> **TO-DO LIST**
[1] Translate this sentence from the resume guide into Spanish: "References should not be included on the resume."
[2] According to the resume guide, in what format should final resumes be submitted?
[3] Write out the resume guide starting with "A resume is a" and going on through "tendency to distort.".

> **EXTRACT**
/---
Resume & Cover Letter


A resume is a concise, factual document that highlights relevant education, qualifications, and experiences. It should be well organized, free of errors, and succinct. The goal of a resume is to obtain an interview, at which point you can expand upon your experiences. There is no one-size-fits-all when it comes to resume writing. Please use the following information as a guide and connect with Career Services at for further support.

Layout and Design:

  • Templates are a great source of inspiration, but we recommend you start with a plain Microsoft Word document (download Microsoft Student for free), as templates often are hard to personalize and have a tendency to distort. 
  • Use easy-to-read, colored font minimally (e.g. headers, or position titles only). 
  • Do not include any graphics, photos, etc. 
  • Final resumes should be submitted as a PDF (download Adobe Reader free) document. To ensure the document is compatible with computerized screen readers, make sure that you can copy and paste all text from the PDF in one selection.
  • References should not be included on the resume.
\---
Items from a data source:
/---
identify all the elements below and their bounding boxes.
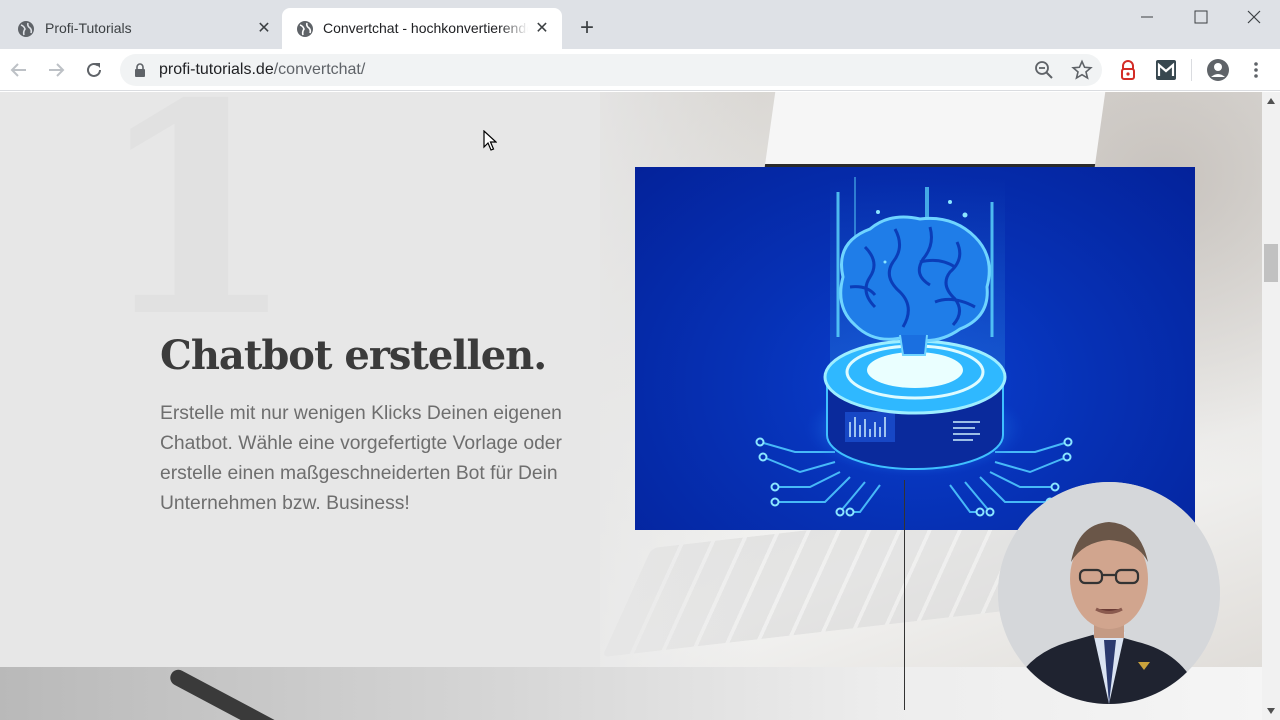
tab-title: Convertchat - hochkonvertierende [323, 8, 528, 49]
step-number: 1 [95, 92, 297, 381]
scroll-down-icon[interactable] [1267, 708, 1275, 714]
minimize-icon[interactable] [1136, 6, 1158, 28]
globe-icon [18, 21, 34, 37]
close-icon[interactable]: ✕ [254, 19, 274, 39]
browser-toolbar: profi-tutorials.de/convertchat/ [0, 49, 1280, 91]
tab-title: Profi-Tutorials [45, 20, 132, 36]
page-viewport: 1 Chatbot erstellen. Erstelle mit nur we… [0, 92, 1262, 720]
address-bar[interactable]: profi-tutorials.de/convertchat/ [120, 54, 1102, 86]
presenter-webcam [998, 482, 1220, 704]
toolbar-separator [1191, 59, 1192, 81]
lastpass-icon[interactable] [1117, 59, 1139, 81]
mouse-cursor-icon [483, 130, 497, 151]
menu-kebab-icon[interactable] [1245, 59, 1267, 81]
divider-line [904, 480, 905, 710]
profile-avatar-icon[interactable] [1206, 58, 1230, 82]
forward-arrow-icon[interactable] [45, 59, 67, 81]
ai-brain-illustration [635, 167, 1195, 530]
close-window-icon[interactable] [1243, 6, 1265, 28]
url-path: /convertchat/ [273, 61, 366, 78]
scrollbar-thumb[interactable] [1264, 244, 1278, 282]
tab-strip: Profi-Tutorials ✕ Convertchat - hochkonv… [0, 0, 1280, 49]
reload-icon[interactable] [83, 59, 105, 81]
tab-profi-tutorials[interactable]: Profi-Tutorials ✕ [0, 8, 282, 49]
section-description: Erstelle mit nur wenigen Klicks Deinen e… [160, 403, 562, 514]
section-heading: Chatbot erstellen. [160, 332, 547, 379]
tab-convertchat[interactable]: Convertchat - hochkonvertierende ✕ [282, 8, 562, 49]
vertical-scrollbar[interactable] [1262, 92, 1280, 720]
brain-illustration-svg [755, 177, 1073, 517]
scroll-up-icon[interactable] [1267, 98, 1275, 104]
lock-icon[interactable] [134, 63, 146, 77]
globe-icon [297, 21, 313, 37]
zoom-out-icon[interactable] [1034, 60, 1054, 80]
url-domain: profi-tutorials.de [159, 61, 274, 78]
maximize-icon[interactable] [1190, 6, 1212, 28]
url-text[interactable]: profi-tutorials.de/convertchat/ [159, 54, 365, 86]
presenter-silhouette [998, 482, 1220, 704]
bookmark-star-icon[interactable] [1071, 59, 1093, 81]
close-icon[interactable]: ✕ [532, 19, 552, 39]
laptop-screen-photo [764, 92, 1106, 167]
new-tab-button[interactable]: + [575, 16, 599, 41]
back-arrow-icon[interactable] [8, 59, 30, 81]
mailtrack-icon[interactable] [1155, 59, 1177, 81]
\---
/---
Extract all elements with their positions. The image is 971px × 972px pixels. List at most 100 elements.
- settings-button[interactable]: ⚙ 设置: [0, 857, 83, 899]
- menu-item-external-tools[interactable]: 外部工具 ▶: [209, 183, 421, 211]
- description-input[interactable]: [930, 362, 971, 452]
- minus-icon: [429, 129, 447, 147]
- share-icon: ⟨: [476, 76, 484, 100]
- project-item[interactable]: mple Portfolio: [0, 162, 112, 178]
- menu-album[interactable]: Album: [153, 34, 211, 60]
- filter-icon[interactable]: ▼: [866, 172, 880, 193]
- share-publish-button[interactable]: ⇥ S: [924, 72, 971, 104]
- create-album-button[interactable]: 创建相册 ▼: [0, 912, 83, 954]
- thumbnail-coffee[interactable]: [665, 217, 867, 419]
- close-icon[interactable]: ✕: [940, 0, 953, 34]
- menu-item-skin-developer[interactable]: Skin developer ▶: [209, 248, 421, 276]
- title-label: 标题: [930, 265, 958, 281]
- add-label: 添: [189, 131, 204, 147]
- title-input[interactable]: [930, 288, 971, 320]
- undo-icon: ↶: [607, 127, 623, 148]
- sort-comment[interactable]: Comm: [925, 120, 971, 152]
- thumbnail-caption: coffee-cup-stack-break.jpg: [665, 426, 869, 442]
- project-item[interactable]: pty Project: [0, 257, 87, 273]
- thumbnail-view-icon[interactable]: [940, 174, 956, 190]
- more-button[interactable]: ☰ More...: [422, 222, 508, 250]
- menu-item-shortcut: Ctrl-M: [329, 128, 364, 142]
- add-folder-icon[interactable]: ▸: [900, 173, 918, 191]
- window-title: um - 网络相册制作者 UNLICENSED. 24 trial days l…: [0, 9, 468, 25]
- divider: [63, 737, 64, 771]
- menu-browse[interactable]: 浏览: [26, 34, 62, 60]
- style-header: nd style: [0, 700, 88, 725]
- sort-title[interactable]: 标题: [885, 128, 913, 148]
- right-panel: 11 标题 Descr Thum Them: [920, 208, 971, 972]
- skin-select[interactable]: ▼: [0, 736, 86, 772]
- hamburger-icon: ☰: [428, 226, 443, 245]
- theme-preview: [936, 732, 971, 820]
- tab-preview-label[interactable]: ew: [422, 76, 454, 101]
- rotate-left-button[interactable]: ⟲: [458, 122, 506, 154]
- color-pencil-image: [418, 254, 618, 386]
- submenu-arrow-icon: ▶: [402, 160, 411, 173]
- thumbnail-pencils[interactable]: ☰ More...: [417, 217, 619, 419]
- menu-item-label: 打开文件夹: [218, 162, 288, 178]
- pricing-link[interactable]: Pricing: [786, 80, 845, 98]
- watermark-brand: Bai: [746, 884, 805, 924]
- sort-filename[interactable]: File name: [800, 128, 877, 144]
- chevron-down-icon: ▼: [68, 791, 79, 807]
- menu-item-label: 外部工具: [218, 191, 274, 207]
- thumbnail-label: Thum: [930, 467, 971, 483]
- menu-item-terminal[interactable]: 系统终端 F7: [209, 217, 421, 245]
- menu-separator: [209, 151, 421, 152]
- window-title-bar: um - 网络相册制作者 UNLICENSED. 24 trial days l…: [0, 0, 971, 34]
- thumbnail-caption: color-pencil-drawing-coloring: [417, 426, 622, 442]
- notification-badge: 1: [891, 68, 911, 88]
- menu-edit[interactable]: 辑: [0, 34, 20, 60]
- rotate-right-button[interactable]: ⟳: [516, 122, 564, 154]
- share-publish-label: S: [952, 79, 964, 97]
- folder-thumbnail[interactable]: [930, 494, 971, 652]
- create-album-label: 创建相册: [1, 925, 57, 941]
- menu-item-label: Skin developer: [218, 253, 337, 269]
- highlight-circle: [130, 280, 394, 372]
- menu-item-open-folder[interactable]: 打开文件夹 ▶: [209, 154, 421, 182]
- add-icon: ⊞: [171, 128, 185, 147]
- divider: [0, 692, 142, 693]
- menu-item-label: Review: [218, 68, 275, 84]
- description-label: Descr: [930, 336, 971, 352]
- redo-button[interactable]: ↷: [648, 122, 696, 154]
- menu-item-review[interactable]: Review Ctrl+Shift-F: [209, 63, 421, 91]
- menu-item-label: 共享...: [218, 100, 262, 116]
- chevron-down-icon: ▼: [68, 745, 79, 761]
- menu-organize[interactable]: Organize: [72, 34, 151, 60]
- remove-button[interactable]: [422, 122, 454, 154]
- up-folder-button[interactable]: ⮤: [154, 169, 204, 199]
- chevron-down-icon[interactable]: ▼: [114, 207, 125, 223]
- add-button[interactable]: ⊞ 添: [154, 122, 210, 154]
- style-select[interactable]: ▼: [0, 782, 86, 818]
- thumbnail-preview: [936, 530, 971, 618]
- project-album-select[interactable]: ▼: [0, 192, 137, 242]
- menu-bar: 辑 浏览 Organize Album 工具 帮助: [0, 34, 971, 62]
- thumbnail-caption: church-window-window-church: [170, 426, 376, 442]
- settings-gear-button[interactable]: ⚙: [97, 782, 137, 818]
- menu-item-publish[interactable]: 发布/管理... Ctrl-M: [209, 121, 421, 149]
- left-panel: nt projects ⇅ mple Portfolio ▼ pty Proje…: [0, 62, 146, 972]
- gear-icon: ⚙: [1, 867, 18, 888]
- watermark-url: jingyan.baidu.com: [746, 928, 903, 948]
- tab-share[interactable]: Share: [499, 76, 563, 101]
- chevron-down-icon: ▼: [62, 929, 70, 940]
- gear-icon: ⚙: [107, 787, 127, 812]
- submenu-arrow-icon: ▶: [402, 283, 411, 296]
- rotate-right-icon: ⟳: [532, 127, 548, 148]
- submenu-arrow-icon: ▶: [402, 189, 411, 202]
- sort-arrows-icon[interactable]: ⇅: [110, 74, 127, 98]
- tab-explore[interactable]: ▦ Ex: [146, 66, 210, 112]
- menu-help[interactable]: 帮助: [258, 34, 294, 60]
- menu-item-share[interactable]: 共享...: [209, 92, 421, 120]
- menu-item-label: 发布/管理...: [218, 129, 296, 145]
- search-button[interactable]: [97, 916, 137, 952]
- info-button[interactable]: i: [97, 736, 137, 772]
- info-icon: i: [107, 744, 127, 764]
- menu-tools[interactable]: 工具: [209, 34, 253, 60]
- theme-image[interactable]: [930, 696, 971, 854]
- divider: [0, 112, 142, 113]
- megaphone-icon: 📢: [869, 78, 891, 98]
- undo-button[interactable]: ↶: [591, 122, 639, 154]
\---
/---
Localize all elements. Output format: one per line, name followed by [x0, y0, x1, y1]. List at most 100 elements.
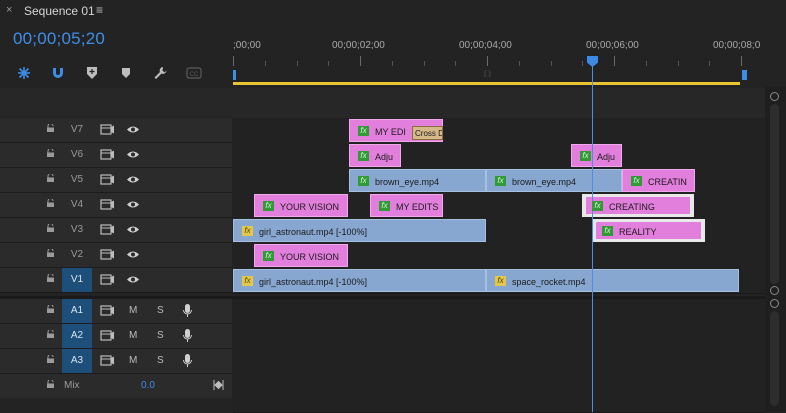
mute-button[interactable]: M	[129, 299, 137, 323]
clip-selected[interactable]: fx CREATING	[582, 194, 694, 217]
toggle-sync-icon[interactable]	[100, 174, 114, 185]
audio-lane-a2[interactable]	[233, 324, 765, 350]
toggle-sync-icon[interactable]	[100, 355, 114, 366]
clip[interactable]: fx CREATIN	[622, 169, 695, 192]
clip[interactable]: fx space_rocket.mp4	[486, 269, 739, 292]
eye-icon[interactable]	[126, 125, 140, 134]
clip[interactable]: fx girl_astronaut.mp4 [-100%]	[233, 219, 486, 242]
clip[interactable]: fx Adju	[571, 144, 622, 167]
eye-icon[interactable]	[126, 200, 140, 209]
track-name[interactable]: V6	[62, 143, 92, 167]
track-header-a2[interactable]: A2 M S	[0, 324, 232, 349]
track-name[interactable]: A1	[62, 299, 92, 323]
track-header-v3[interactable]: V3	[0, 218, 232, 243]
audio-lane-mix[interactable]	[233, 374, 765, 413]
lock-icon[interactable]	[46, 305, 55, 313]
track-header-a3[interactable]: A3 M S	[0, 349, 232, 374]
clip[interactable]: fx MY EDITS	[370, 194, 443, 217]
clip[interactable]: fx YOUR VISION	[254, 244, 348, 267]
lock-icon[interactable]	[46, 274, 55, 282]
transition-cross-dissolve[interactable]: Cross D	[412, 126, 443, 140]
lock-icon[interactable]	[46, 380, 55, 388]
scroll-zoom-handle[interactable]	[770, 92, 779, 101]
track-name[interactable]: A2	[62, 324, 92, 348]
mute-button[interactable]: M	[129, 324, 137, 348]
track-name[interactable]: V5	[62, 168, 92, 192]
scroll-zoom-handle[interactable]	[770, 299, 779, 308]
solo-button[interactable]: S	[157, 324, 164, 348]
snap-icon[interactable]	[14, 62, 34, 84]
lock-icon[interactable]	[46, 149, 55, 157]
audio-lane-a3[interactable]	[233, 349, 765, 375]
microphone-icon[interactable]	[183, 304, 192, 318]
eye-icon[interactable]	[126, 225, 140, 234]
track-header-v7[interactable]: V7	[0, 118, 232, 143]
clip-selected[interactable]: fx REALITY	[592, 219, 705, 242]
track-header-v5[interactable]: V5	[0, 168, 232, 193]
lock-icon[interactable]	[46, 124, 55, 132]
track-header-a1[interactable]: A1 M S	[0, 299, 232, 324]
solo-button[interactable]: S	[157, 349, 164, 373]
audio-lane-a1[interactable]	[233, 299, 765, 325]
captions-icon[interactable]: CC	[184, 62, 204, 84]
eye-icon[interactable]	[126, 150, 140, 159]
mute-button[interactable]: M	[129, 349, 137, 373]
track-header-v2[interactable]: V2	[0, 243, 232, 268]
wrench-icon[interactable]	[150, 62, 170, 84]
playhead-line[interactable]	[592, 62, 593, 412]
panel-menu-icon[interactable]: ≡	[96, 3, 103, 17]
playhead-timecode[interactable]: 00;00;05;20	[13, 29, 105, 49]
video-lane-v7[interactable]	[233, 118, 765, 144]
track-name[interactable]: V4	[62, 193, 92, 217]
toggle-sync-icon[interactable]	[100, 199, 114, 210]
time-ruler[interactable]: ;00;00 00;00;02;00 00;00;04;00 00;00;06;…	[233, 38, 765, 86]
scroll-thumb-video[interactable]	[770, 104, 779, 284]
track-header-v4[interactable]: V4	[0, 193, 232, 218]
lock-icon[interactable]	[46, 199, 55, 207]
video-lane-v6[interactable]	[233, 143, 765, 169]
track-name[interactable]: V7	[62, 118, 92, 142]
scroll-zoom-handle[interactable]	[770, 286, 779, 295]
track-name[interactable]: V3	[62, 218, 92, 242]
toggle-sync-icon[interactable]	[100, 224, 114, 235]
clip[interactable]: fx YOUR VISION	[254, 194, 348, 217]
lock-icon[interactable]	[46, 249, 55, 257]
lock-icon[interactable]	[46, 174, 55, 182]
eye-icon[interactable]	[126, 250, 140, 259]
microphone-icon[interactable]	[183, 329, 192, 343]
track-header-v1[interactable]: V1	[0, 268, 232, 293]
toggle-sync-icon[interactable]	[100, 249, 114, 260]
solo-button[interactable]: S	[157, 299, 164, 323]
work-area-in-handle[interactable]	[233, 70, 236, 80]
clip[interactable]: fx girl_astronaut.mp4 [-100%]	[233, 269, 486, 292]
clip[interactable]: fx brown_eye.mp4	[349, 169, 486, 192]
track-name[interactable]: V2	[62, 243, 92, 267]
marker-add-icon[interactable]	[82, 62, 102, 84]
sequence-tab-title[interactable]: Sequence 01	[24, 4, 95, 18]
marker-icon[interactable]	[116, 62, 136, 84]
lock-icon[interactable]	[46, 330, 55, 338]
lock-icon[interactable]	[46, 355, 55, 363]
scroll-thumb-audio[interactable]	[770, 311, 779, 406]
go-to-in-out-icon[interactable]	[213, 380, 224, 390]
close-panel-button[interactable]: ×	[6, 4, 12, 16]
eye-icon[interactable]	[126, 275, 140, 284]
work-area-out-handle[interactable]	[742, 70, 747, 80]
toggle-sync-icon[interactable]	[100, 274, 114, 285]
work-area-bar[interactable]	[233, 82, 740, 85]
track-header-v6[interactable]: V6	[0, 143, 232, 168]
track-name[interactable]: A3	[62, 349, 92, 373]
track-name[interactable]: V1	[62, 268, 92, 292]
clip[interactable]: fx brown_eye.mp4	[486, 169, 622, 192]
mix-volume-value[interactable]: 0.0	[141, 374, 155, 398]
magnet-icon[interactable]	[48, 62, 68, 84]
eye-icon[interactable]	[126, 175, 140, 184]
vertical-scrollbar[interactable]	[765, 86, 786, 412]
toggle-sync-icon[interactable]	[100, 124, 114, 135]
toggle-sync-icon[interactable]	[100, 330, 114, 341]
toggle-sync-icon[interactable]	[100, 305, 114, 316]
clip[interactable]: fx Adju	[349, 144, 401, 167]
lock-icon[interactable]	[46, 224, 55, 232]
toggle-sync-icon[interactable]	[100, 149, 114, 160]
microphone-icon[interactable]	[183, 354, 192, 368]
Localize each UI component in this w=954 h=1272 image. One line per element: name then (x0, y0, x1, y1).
\---
> **LIST OF SOLUTIONS**
[1] Las referencias no deben incluirse en el currículum.

[2] As a PDF document.

[3]
A resume is a concise, factual document that highlights relevant education, qualifications, and experiences. It should be well organized, free of errors, and succinct. The goal of a resume is to obtain an interview, at which point you can expand upon your experiences. There is no one-size-fits-all when it comes to resume writing. Please use the following information as a guide and connect with Career Services at for further support.

Layout and Design:

  • Templates are a great source of inspiration, but we recommend you start with a plain Microsoft Word document (download Microsoft Student for free), as templates often are hard to personalize and have a tendency to distort.